Stored items from a collection:
########################################
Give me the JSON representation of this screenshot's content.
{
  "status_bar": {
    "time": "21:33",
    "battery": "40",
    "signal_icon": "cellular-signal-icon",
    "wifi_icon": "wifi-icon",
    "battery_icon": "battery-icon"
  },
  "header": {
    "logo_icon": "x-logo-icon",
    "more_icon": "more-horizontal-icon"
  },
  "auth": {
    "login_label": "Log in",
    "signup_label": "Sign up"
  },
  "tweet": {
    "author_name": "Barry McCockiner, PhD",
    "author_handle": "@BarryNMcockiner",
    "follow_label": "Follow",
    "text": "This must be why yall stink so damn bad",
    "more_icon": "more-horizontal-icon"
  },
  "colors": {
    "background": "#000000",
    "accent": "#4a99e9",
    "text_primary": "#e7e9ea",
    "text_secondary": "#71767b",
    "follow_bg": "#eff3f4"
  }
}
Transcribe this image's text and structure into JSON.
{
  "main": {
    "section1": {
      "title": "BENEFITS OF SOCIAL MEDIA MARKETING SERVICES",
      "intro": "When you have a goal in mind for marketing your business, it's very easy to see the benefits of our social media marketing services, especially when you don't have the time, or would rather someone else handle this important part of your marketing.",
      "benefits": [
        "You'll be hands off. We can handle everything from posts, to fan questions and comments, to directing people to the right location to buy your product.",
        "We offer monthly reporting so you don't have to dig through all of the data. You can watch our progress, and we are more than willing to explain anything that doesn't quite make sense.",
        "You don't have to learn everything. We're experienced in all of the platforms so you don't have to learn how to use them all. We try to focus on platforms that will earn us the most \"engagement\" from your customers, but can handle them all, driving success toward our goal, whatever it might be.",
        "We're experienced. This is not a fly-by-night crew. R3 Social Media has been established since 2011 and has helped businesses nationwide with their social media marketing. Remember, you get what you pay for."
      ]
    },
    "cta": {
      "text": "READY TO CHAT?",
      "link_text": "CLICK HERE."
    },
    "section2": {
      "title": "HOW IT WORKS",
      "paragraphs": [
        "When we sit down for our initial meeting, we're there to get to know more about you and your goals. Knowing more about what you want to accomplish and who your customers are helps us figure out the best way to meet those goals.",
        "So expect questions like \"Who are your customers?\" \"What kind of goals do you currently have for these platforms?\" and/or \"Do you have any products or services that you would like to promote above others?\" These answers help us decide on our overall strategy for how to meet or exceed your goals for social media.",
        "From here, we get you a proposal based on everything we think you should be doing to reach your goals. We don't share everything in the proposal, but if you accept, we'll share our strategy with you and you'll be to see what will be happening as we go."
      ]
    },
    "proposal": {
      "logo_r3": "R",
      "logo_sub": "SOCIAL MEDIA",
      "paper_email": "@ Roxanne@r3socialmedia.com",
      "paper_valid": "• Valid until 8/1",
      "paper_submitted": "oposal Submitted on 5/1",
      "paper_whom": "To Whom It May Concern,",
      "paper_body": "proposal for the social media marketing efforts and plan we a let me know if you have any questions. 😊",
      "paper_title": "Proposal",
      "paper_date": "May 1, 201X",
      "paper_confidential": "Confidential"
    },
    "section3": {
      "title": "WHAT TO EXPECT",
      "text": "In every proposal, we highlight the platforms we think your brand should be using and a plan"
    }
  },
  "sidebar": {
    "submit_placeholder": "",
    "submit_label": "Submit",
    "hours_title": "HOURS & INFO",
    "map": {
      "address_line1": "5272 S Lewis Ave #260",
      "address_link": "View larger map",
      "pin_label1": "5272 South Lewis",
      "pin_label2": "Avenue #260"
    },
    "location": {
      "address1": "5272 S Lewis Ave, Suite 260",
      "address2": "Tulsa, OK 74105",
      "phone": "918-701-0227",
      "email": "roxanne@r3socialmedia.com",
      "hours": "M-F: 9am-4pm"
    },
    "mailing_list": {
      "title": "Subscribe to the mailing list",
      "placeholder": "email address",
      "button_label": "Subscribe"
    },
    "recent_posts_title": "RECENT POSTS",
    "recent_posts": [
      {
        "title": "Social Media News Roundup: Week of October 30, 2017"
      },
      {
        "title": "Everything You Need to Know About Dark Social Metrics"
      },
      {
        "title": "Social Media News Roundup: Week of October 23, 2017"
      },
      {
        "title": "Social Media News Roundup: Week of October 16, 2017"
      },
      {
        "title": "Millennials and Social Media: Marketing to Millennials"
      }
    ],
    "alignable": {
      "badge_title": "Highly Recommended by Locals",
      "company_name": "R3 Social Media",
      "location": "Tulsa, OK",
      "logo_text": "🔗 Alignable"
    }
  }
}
########################################
- [Instructions for the task]:
Copy out the full listing exactly.

- [Response below]:
Give me the JSON representation of this screenshot's content.
{
  "status_bar": {
    "time": "21:33",
    "battery": "40",
    "signal_icon": "cellular-signal-icon",
    "wifi_icon": "wifi-icon",
    "battery_icon": "battery-icon"
  },
  "header": {
    "logo_icon": "x-logo-icon",
    "more_icon": "more-horizontal-icon"
  },
  "auth": {
    "login_label": "Log in",
    "signup_label": "Sign up"
  },
  "tweet": {
    "author_name": "Barry McCockiner, PhD",
    "author_handle": "@BarryNMcockiner",
    "follow_label": "Follow",
    "text": "This must be why yall stink so damn bad",
    "more_icon": "more-horizontal-icon"
  },
  "colors": {
    "background": "#000000",
    "accent": "#4a99e9",
    "text_primary": "#e7e9ea",
    "text_secondary": "#71767b",
    "follow_bg": "#eff3f4"
  }
}
Transcribe this image's text and structure into JSON.
{
  "main": {
    "section1": {
      "title": "BENEFITS OF SOCIAL MEDIA MARKETING SERVICES",
      "intro": "When you have a goal in mind for marketing your business, it's very easy to see the benefits of our social media marketing services, especially when you don't have the time, or would rather someone else handle this important part of your marketing.",
      "benefits": [
        "You'll be hands off. We can handle everything from posts, to fan questions and comments, to directing people to the right location to buy your product.",
        "We offer monthly reporting so you don't have to dig through all of the data. You can watch our progress, and we are more than willing to explain anything that doesn't quite make sense.",
        "You don't have to learn everything. We're experienced in all of the platforms so you don't have to learn how to use them all. We try to focus on platforms that will earn us the most \"engagement\" from your customers, but can handle them all, driving success toward our goal, whatever it might be.",
        "We're experienced. This is not a fly-by-night crew. R3 Social Media has been established since 2011 and has helped businesses nationwide with their social media marketing. Remember, you get what you pay for."
      ]
    },
    "cta": {
      "text": "READY TO CHAT?",
      "link_text": "CLICK HERE."
    },
    "section2": {
      "title": "HOW IT WORKS",
      "paragraphs": [
        "When we sit down for our initial meeting, we're there to get to know more about you and your goals. Knowing more about what you want to accomplish and who your customers are helps us figure out the best way to meet those goals.",
        "So expect questions like \"Who are your customers?\" \"What kind of goals do you currently have for these platforms?\" and/or \"Do you have any products or services that you would like to promote above others?\" These answers help us decide on our overall strategy for how to meet or exceed your goals for social media.",
        "From here, we get you a proposal based on everything we think you should be doing to reach your goals. We don't share everything in the proposal, but if you accept, we'll share our strategy with you and you'll be to see what will be happening as we go."
      ]
    },
    "proposal": {
      "logo_r3": "R",
      "logo_sub": "SOCIAL MEDIA",
      "paper_email": "@ Roxanne@r3socialmedia.com",
      "paper_valid": "• Valid until 8/1",
      "paper_submitted": "oposal Submitted on 5/1",
      "paper_whom": "To Whom It May Concern,",
      "paper_body": "proposal for the social media marketing efforts and plan we a let me know if you have any questions. 😊",
      "paper_title": "Proposal",
      "paper_date": "May 1, 201X",
      "paper_confidential": "Confidential"
    },
    "section3": {
      "title": "WHAT TO EXPECT",
      "text": "In every proposal, we highlight the platforms we think your brand should be using and a plan"
    }
  },
  "sidebar": {
    "submit_placeholder": "",
    "submit_label": "Submit",
    "hours_title": "HOURS & INFO",
    "map": {
      "address_line1": "5272 S Lewis Ave #260",
      "address_link": "View larger map",
      "pin_label1": "5272 South Lewis",
      "pin_label2": "Avenue #260"
    },
    "location": {
      "address1": "5272 S Lewis Ave, Suite 260",
      "address2": "Tulsa, OK 74105",
      "phone": "918-701-0227",
      "email": "roxanne@r3socialmedia.com",
      "hours": "M-F: 9am-4pm"
    },
    "mailing_list": {
      "title": "Subscribe to the mailing list",
      "placeholder": "email address",
      "button_label": "Subscribe"
    },
    "recent_posts_title": "RECENT POSTS",
    "recent_posts": [
      {
        "title": "Social Media News Roundup: Week of October 30, 2017"
      },
      {
        "title": "Everything You Need to Know About Dark Social Metrics"
      },
      {
        "title": "Social Media News Roundup: Week of October 23, 2017"
      },
      {
        "title": "Social Media News Roundup: Week of October 16, 2017"
      },
      {
        "title": "Millennials and Social Media: Marketing to Millennials"
      }
    ],
    "alignable": {
      "badge_title": "Highly Recommended by Locals",
      "company_name": "R3 Social Media",
      "location": "Tulsa, OK",
      "logo_text": "🔗 Alignable"
    }
  }
}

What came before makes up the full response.